(Collected data entries)

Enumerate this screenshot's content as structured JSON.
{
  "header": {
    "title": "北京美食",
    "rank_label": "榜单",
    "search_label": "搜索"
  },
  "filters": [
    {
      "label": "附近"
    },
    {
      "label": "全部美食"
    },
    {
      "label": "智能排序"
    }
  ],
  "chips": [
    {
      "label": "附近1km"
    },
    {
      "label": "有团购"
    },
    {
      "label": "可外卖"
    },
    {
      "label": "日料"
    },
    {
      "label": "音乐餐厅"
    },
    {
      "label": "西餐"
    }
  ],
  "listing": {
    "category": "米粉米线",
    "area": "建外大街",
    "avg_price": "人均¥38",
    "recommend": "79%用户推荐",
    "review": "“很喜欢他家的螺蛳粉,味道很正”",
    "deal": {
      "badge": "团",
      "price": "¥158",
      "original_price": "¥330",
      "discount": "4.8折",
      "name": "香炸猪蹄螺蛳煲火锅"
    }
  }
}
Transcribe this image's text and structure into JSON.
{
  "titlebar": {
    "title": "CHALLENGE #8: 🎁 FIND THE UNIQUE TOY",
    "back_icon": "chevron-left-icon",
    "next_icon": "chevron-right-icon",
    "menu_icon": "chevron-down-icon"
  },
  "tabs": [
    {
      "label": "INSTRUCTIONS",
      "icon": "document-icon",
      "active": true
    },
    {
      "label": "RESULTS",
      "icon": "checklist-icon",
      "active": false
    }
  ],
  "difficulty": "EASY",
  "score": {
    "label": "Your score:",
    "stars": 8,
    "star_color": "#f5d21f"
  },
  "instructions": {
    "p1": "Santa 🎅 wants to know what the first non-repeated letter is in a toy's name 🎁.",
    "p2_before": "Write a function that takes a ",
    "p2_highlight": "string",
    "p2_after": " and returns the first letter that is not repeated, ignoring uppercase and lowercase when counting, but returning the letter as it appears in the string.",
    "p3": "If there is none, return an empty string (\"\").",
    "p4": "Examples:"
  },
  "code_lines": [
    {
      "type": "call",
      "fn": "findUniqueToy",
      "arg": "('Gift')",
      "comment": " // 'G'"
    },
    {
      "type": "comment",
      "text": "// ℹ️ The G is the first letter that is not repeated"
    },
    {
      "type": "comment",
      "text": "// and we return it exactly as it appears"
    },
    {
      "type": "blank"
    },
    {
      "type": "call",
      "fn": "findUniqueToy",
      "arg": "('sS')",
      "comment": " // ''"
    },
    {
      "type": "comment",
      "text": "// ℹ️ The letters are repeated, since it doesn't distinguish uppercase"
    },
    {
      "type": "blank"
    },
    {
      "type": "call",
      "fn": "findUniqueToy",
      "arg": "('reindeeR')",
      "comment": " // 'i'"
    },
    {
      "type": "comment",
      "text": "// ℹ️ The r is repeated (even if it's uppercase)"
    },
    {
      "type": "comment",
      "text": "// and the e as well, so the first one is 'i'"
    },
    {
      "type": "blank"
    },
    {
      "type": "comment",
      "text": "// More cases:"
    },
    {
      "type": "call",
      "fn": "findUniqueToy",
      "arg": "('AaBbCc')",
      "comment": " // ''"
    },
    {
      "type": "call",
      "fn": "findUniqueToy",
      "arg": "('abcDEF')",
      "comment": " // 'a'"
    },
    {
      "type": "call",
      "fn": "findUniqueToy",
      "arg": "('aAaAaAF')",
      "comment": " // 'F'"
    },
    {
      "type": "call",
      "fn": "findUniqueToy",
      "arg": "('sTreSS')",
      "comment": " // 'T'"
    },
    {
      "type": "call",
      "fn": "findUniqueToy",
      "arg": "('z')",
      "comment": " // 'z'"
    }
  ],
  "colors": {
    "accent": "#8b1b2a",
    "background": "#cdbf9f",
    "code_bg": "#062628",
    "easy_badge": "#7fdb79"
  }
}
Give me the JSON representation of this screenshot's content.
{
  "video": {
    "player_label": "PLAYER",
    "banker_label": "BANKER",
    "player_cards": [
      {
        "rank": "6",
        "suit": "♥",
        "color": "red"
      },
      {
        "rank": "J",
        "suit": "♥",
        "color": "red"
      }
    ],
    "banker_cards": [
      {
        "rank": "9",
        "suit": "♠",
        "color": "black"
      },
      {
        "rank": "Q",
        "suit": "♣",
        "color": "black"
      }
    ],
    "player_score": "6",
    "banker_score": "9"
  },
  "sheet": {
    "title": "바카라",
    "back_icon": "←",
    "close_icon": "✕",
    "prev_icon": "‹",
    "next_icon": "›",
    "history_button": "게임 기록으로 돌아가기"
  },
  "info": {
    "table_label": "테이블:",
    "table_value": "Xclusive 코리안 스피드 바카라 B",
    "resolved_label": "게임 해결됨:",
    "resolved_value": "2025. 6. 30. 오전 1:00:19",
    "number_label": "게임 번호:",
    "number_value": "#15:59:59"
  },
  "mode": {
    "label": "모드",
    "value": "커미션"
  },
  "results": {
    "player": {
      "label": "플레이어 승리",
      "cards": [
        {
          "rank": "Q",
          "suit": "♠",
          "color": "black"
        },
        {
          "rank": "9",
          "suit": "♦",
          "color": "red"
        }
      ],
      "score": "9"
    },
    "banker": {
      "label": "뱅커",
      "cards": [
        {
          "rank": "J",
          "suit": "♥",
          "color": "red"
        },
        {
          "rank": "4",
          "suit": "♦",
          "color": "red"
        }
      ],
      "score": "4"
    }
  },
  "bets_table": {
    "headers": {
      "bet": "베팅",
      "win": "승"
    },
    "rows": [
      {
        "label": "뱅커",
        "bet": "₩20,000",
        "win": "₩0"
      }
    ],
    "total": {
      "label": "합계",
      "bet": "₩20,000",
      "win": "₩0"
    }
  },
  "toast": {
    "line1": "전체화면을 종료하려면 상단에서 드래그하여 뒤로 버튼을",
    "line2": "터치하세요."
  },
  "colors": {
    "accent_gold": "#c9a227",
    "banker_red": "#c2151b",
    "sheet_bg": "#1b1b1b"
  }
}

» **Job**:
Return the full listing, character for character.

» **The reply**:
Enumerate this screenshot's content as structured JSON.
{
  "header": {
    "title": "北京美食",
    "rank_label": "榜单",
    "search_label": "搜索"
  },
  "filters": [
    {
      "label": "附近"
    },
    {
      "label": "全部美食"
    },
    {
      "label": "智能排序"
    }
  ],
  "chips": [
    {
      "label": "附近1km"
    },
    {
      "label": "有团购"
    },
    {
      "label": "可外卖"
    },
    {
      "label": "日料"
    },
    {
      "label": "音乐餐厅"
    },
    {
      "label": "西餐"
    }
  ],
  "listing": {
    "category": "米粉米线",
    "area": "建外大街",
    "avg_price": "人均¥38",
    "recommend": "79%用户推荐",
    "review": "“很喜欢他家的螺蛳粉,味道很正”",
    "deal": {
      "badge": "团",
      "price": "¥158",
      "original_price": "¥330",
      "discount": "4.8折",
      "name": "香炸猪蹄螺蛳煲火锅"
    }
  }
}
Transcribe this image's text and structure into JSON.
{
  "titlebar": {
    "title": "CHALLENGE #8: 🎁 FIND THE UNIQUE TOY",
    "back_icon": "chevron-left-icon",
    "next_icon": "chevron-right-icon",
    "menu_icon": "chevron-down-icon"
  },
  "tabs": [
    {
      "label": "INSTRUCTIONS",
      "icon": "document-icon",
      "active": true
    },
    {
      "label": "RESULTS",
      "icon": "checklist-icon",
      "active": false
    }
  ],
  "difficulty": "EASY",
  "score": {
    "label": "Your score:",
    "stars": 8,
    "star_color": "#f5d21f"
  },
  "instructions": {
    "p1": "Santa 🎅 wants to know what the first non-repeated letter is in a toy's name 🎁.",
    "p2_before": "Write a function that takes a ",
    "p2_highlight": "string",
    "p2_after": " and returns the first letter that is not repeated, ignoring uppercase and lowercase when counting, but returning the letter as it appears in the string.",
    "p3": "If there is none, return an empty string (\"\").",
    "p4": "Examples:"
  },
  "code_lines": [
    {
      "type": "call",
      "fn": "findUniqueToy",
      "arg": "('Gift')",
      "comment": " // 'G'"
    },
    {
      "type": "comment",
      "text": "// ℹ️ The G is the first letter that is not repeated"
    },
    {
      "type": "comment",
      "text": "// and we return it exactly as it appears"
    },
    {
      "type": "blank"
    },
    {
      "type": "call",
      "fn": "findUniqueToy",
      "arg": "('sS')",
      "comment": " // ''"
    },
    {
      "type": "comment",
      "text": "// ℹ️ The letters are repeated, since it doesn't distinguish uppercase"
    },
    {
      "type": "blank"
    },
    {
      "type": "call",
      "fn": "findUniqueToy",
      "arg": "('reindeeR')",
      "comment": " // 'i'"
    },
    {
      "type": "comment",
      "text": "// ℹ️ The r is repeated (even if it's uppercase)"
    },
    {
      "type": "comment",
      "text": "// and the e as well, so the first one is 'i'"
    },
    {
      "type": "blank"
    },
    {
      "type": "comment",
      "text": "// More cases:"
    },
    {
      "type": "call",
      "fn": "findUniqueToy",
      "arg": "('AaBbCc')",
      "comment": " // ''"
    },
    {
      "type": "call",
      "fn": "findUniqueToy",
      "arg": "('abcDEF')",
      "comment": " // 'a'"
    },
    {
      "type": "call",
      "fn": "findUniqueToy",
      "arg": "('aAaAaAF')",
      "comment": " // 'F'"
    },
    {
      "type": "call",
      "fn": "findUniqueToy",
      "arg": "('sTreSS')",
      "comment": " // 'T'"
    },
    {
      "type": "call",
      "fn": "findUniqueToy",
      "arg": "('z')",
      "comment": " // 'z'"
    }
  ],
  "colors": {
    "accent": "#8b1b2a",
    "background": "#cdbf9f",
    "code_bg": "#062628",
    "easy_badge": "#7fdb79"
  }
}
Give me the JSON representation of this screenshot's content.
{
  "video": {
    "player_label": "PLAYER",
    "banker_label": "BANKER",
    "player_cards": [
      {
        "rank": "6",
        "suit": "♥",
        "color": "red"
      },
      {
        "rank": "J",
        "suit": "♥",
        "color": "red"
      }
    ],
    "banker_cards": [
      {
        "rank": "9",
        "suit": "♠",
        "color": "black"
      },
      {
        "rank": "Q",
        "suit": "♣",
        "color": "black"
      }
    ],
    "player_score": "6",
    "banker_score": "9"
  },
  "sheet": {
    "title": "바카라",
    "back_icon": "←",
    "close_icon": "✕",
    "prev_icon": "‹",
    "next_icon": "›",
    "history_button": "게임 기록으로 돌아가기"
  },
  "info": {
    "table_label": "테이블:",
    "table_value": "Xclusive 코리안 스피드 바카라 B",
    "resolved_label": "게임 해결됨:",
    "resolved_value": "2025. 6. 30. 오전 1:00:19",
    "number_label": "게임 번호:",
    "number_value": "#15:59:59"
  },
  "mode": {
    "label": "모드",
    "value": "커미션"
  },
  "results": {
    "player": {
      "label": "플레이어 승리",
      "cards": [
        {
          "rank": "Q",
          "suit": "♠",
          "color": "black"
        },
        {
          "rank": "9",
          "suit": "♦",
          "color": "red"
        }
      ],
      "score": "9"
    },
    "banker": {
      "label": "뱅커",
      "cards": [
        {
          "rank": "J",
          "suit": "♥",
          "color": "red"
        },
        {
          "rank": "4",
          "suit": "♦",
          "color": "red"
        }
      ],
      "score": "4"
    }
  },
  "bets_table": {
    "headers": {
      "bet": "베팅",
      "win": "승"
    },
    "rows": [
      {
        "label": "뱅커",
        "bet": "₩20,000",
        "win": "₩0"
      }
    ],
    "total": {
      "label": "합계",
      "bet": "₩20,000",
      "win": "₩0"
    }
  },
  "toast": {
    "line1": "전체화면을 종료하려면 상단에서 드래그하여 뒤로 버튼을",
    "line2": "터치하세요."
  },
  "colors": {
    "accent_gold": "#c9a227",
    "banker_red": "#c2151b",
    "sheet_bg": "#1b1b1b"
  }
}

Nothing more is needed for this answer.